Data listing
- - -
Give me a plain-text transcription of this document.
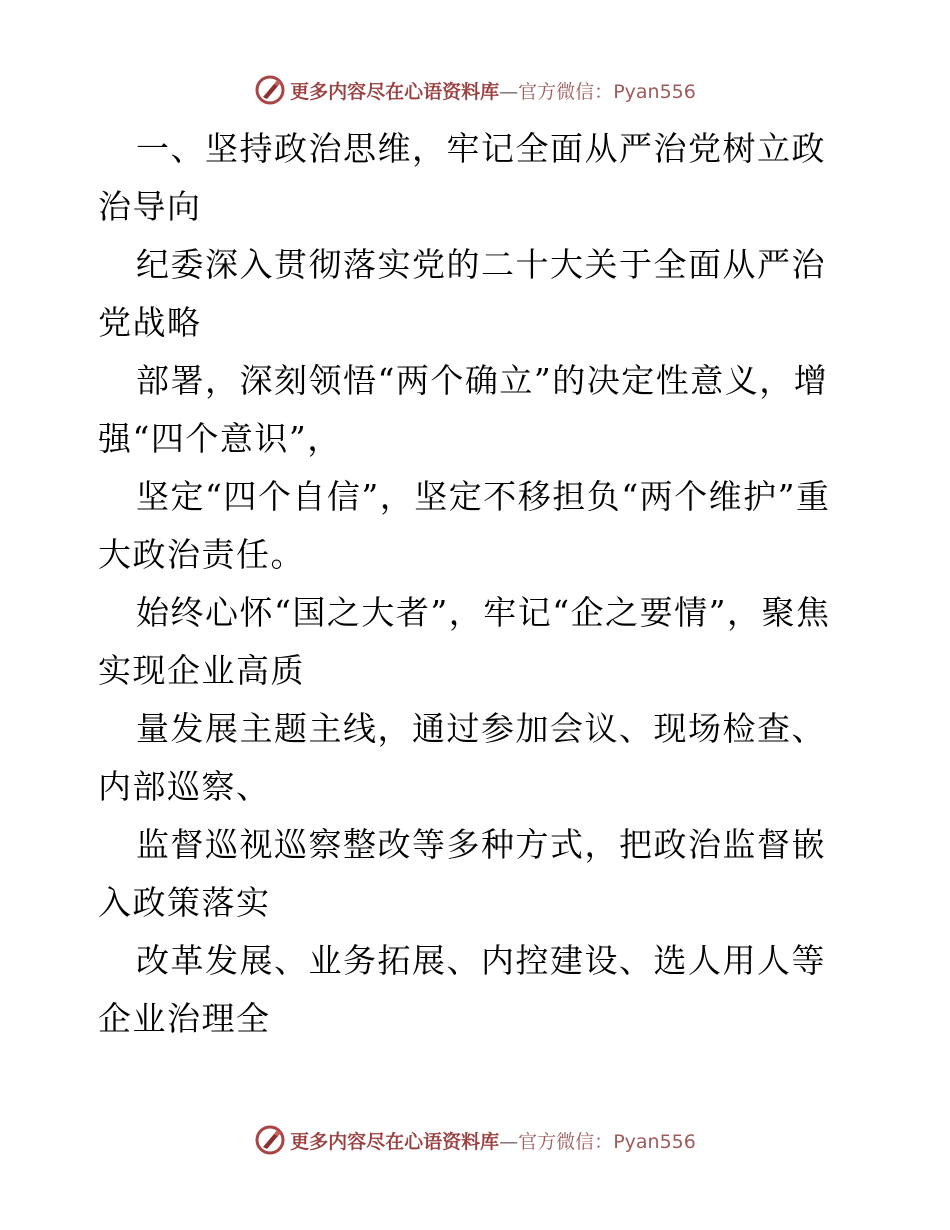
更多内容尽在心语资料库—官方微信：Pyan556

一、坚持政治思维，牢记全面从严治党树立政治导向

纪委深入贯彻落实党的二十大关于全面从严治党战略

部署，深刻领悟“两个确立”的决定性意义，增强“四个意识”，

坚定“四个自信”，坚定不移担负“两个维护”重大政治责任。

始终心怀“国之大者”，牢记“企之要情”，聚焦实现企业高质

量发展主题主线，通过参加会议、现场检查、内部巡察、

监督巡视巡察整改等多种方式，把政治监督嵌入政策落实

改革发展、业务拓展、内控建设、选人用人等企业治理全

更多内容尽在心语资料库—官方微信：Pyan556
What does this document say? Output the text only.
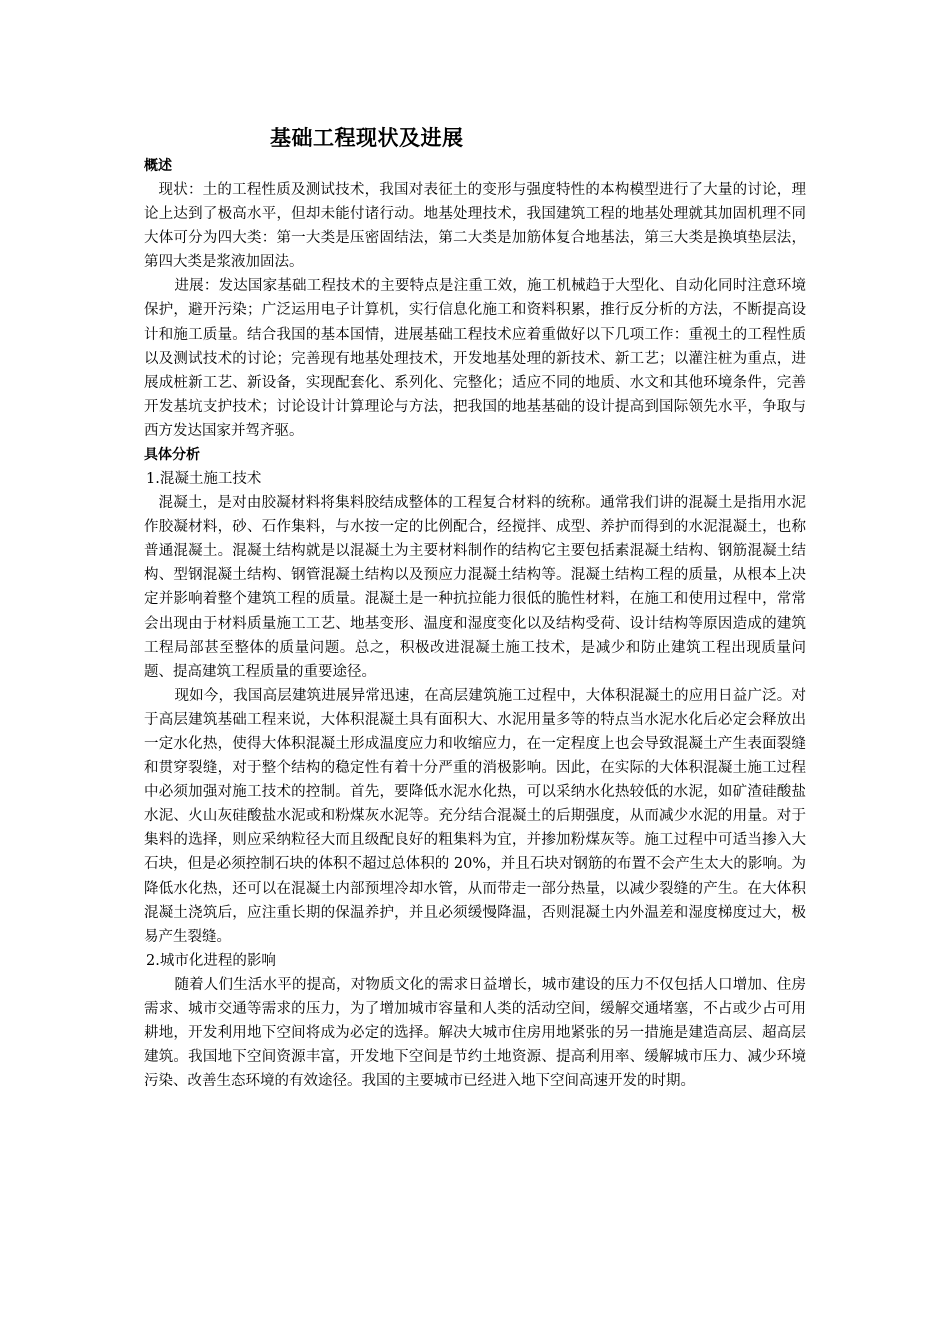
基础工程现状及进展
概述

现状：土的工程性质及测试技术，我国对表征土的变形与强度特性的本构模型进行了大量的讨论，理论上达到了极高水平，但却未能付诸行动。地基处理技术，我国建筑工程的地基处理就其加固机理不同大体可分为四大类：第一大类是压密固结法，第二大类是加筋体复合地基法，第三大类是换填垫层法，第四大类是浆液加固法。

进展：发达国家基础工程技术的主要特点是注重工效，施工机械趋于大型化、自动化同时注意环境保护，避开污染；广泛运用电子计算机，实行信息化施工和资料积累，推行反分析的方法，不断提高设计和施工质量。结合我国的基本国情，进展基础工程技术应着重做好以下几项工作：重视土的工程性质以及测试技术的讨论；完善现有地基处理技术，开发地基处理的新技术、新工艺；以灌注桩为重点，进展成桩新工艺、新设备，实现配套化、系列化、完整化；适应不同的地质、水文和其他环境条件，完善开发基坑支护技术；讨论设计计算理论与方法，把我国的地基基础的设计提高到国际领先水平，争取与西方发达国家并驾齐驱。

具体分析
1.混凝土施工技术

混凝土，是对由胶凝材料将集料胶结成整体的工程复合材料的统称。通常我们讲的混凝土是指用水泥作胶凝材料，砂、石作集料，与水按一定的比例配合，经搅拌、成型、养护而得到的水泥混凝土，也称普通混凝土。混凝土结构就是以混凝土为主要材料制作的结构它主要包括素混凝土结构、钢筋混凝土结构、型钢混凝土结构、钢管混凝土结构以及预应力混凝土结构等。混凝土结构工程的质量，从根本上决定并影响着整个建筑工程的质量。混凝土是一种抗拉能力很低的脆性材料，在施工和使用过程中，常常会出现由于材料质量施工工艺、地基变形、温度和湿度变化以及结构受荷、设计结构等原因造成的建筑工程局部甚至整体的质量问题。总之，积极改进混凝土施工技术，是减少和防止建筑工程出现质量问题、提高建筑工程质量的重要途径。

现如今，我国高层建筑进展异常迅速，在高层建筑施工过程中，大体积混凝土的应用日益广泛。对于高层建筑基础工程来说，大体积混凝土具有面积大、水泥用量多等的特点当水泥水化后必定会释放出一定水化热，使得大体积混凝土形成温度应力和收缩应力，在一定程度上也会导致混凝土产生表面裂缝和贯穿裂缝，对于整个结构的稳定性有着十分严重的消极影响。因此，在实际的大体积混凝土施工过程中必须加强对施工技术的控制。首先，要降低水泥水化热，可以采纳水化热较低的水泥，如矿渣硅酸盐水泥、火山灰硅酸盐水泥或和粉煤灰水泥等。充分结合混凝土的后期强度，从而减少水泥的用量。对于集料的选择，则应采纳粒径大而且级配良好的粗集料为宜，并掺加粉煤灰等。施工过程中可适当掺入大石块，但是必须控制石块的体积不超过总体积的 20%，并且石块对钢筋的布置不会产生太大的影响。为降低水化热，还可以在混凝土内部预埋冷却水管，从而带走一部分热量，以减少裂缝的产生。在大体积混凝土浇筑后，应注重长期的保温养护，并且必须缓慢降温，否则混凝土内外温差和湿度梯度过大，极易产生裂缝。

2.城市化进程的影响

随着人们生活水平的提高，对物质文化的需求日益增长，城市建设的压力不仅包括人口增加、住房需求、城市交通等需求的压力，为了增加城市容量和人类的活动空间，缓解交通堵塞，不占或少占可用耕地，开发利用地下空间将成为必定的选择。解决大城市住房用地紧张的另一措施是建造高层、超高层建筑。我国地下空间资源丰富，开发地下空间是节约土地资源、提高利用率、缓解城市压力、减少环境污染、改善生态环境的有效途径。我国的主要城市已经进入地下空间高速开发的时期。
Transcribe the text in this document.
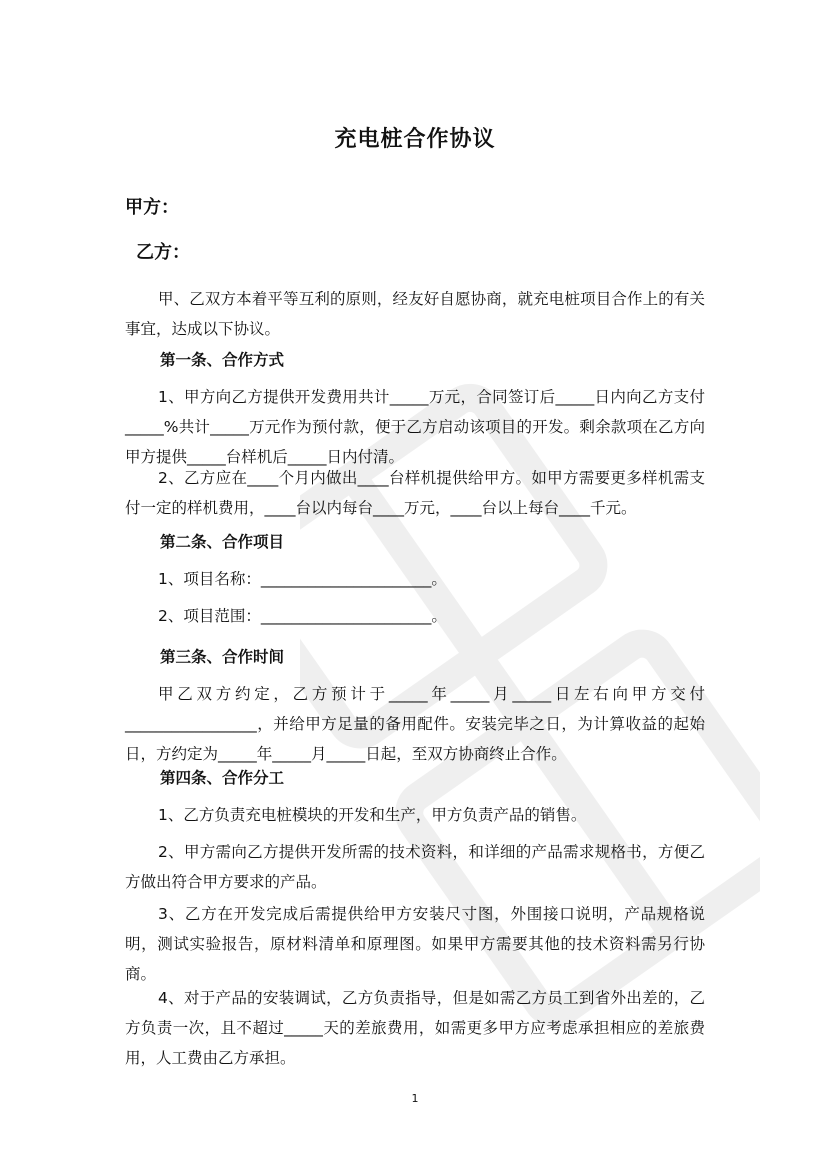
充电桩合作协议
甲方：
乙方：
甲、乙双方本着平等互利的原则，经友好自愿协商，就充电桩项目合作上的有关事宜，达成以下协议。
第一条、合作方式
1、甲方向乙方提供开发费用共计_____万元，合同签订后_____日内向乙方支付_____%共计_____万元作为预付款，便于乙方启动该项目的开发。剩余款项在乙方向甲方提供_____台样机后_____日内付清。
2、乙方应在____个月内做出____台样机提供给甲方。如甲方需要更多样机需支付一定的样机费用，____台以内每台____万元，____台以上每台____千元。
第二条、合作项目
1、项目名称：______________________。
2、项目范围：______________________。
第三条、合作时间
甲乙双方约定，乙方预计于_____年_____月_____日左右向甲方交付_________________，并给甲方足量的备用配件。安装完毕之日，为计算收益的起始日，方约定为_____年_____月_____日起，至双方协商终止合作。
第四条、合作分工
1、乙方负责充电桩模块的开发和生产，甲方负责产品的销售。
2、甲方需向乙方提供开发所需的技术资料，和详细的产品需求规格书，方便乙方做出符合甲方要求的产品。
3、乙方在开发完成后需提供给甲方安装尺寸图，外围接口说明，产品规格说明，测试实验报告，原材料清单和原理图。如果甲方需要其他的技术资料需另行协商。
4、对于产品的安装调试，乙方负责指导，但是如需乙方员工到省外出差的，乙方负责一次，且不超过_____天的差旅费用，如需更多甲方应考虑承担相应的差旅费用，人工费由乙方承担。
1
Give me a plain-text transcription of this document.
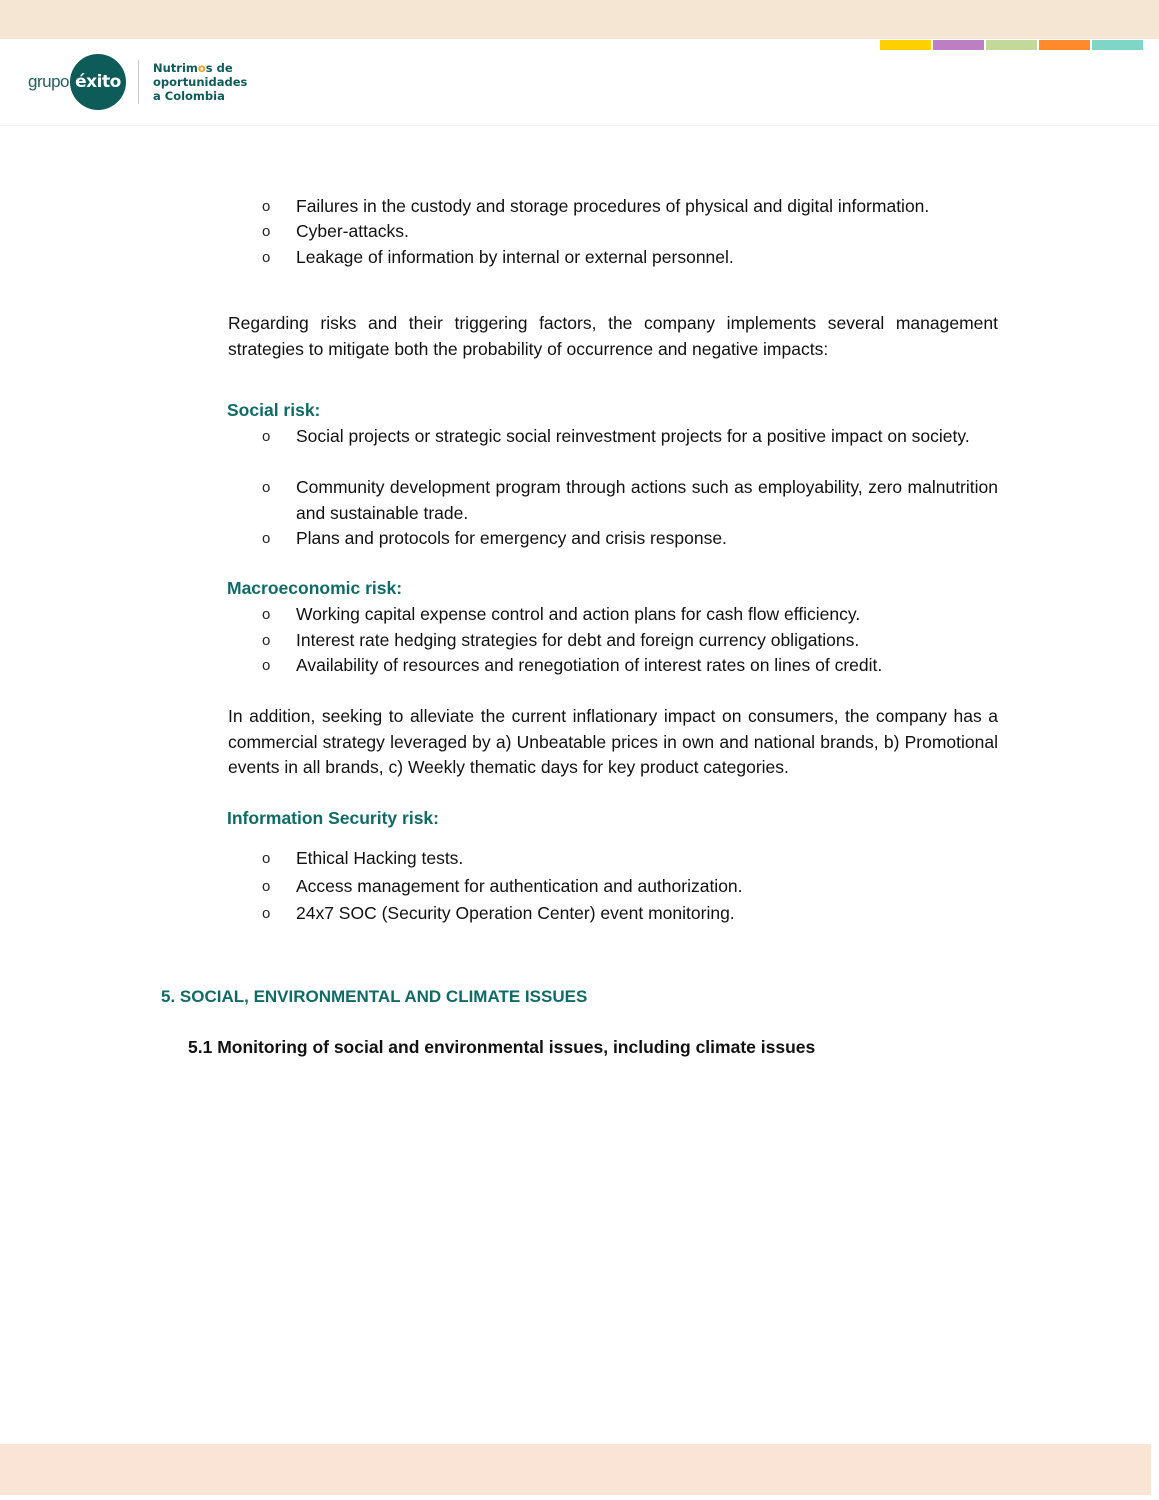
grupo éxito
Nutrimos de
oportunidades
a Colombia
o	Failures in the custody and storage procedures of physical and digital information.
o	Cyber-attacks.
o	Leakage of information by internal or external personnel.
Regarding risks and their triggering factors, the company implements several management strategies to mitigate both the probability of occurrence and negative impacts:
Social risk:
o	Social projects or strategic social reinvestment projects for a positive impact on society.
o	Community development program through actions such as employability, zero malnutrition and sustainable trade.
o	Plans and protocols for emergency and crisis response.
Macroeconomic risk:
o	Working capital expense control and action plans for cash flow efficiency.
o	Interest rate hedging strategies for debt and foreign currency obligations.
o	Availability of resources and renegotiation of interest rates on lines of credit.
In addition, seeking to alleviate the current inflationary impact on consumers, the company has a commercial strategy leveraged by a) Unbeatable prices in own and national brands, b) Promotional events in all brands, c) Weekly thematic days for key product categories.
Information Security risk:
o	Ethical Hacking tests.
o	Access management for authentication and authorization.
o	24x7 SOC (Security Operation Center) event monitoring.
5. SOCIAL, ENVIRONMENTAL AND CLIMATE ISSUES
5.1 Monitoring of social and environmental issues, including climate issues
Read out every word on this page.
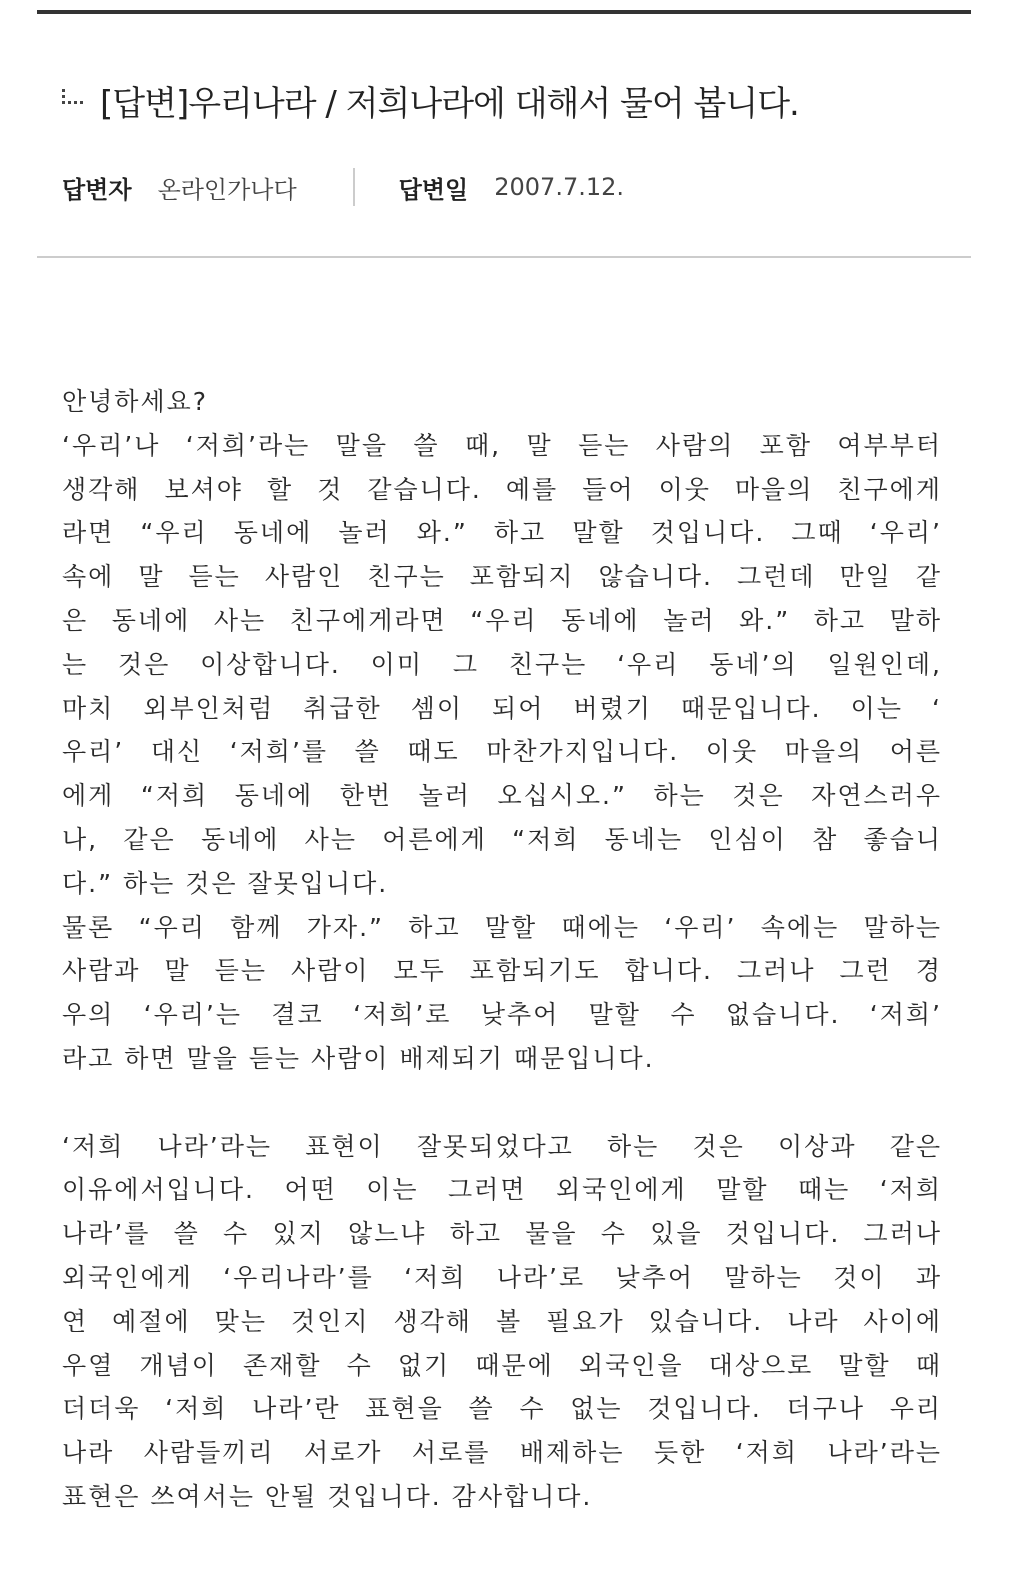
[답변]우리나라 / 저희나라에 대해서 물어 봅니다.
답변자 온라인가나다	답변일 2007.7.12.
안녕하세요?
‘우리’나 ‘저희’라는 말을 쓸 때, 말 듣는 사람의 포함 여부부터
생각해 보셔야 할 것 같습니다. 예를 들어 이웃 마을의 친구에게
라면 “우리 동네에 놀러 와.” 하고 말할 것입니다. 그때 ‘우리’
속에 말 듣는 사람인 친구는 포함되지 않습니다. 그런데 만일 같
은 동네에 사는 친구에게라면 “우리 동네에 놀러 와.” 하고 말하
는 것은 이상합니다. 이미 그 친구는 ‘우리 동네’의 일원인데,
마치 외부인처럼 취급한 셈이 되어 버렸기 때문입니다. 이는 ‘
우리’ 대신 ‘저희’를 쓸 때도 마찬가지입니다. 이웃 마을의 어른
에게 “저희 동네에 한번 놀러 오십시오.” 하는 것은 자연스러우
나, 같은 동네에 사는 어른에게 “저희 동네는 인심이 참 좋습니
다.” 하는 것은 잘못입니다.
물론 “우리 함께 가자.” 하고 말할 때에는 ‘우리’ 속에는 말하는
사람과 말 듣는 사람이 모두 포함되기도 합니다. 그러나 그런 경
우의 ‘우리’는 결코 ‘저희’로 낮추어 말할 수 없습니다. ‘저희’
라고 하면 말을 듣는 사람이 배제되기 때문입니다.
‘저희 나라’라는 표현이 잘못되었다고 하는 것은 이상과 같은
이유에서입니다. 어떤 이는 그러면 외국인에게 말할 때는 ‘저희
나라’를 쓸 수 있지 않느냐 하고 물을 수 있을 것입니다. 그러나
외국인에게 ‘우리나라’를 ‘저희 나라’로 낮추어 말하는 것이 과
연 예절에 맞는 것인지 생각해 볼 필요가 있습니다. 나라 사이에
우열 개념이 존재할 수 없기 때문에 외국인을 대상으로 말할 때
더더욱 ‘저희 나라’란 표현을 쓸 수 없는 것입니다. 더구나 우리
나라 사람들끼리 서로가 서로를 배제하는 듯한 ‘저희 나라’라는
표현은 쓰여서는 안될 것입니다. 감사합니다.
- - -
Exercise aim:
Extract all lines from the material above that include the word "company".

Answer to this exercise:
Regarding risks and their triggering factors, the company implements several management strategies to mitigate both the probability of occurrence and negative impacts:
In addition, seeking to alleviate the current inflationary impact on consumers, the company has a commercial strategy leveraged by a) Unbeatable prices in own and national brands, b) Promotional events in all brands, c) Weekly thematic days for key product categories.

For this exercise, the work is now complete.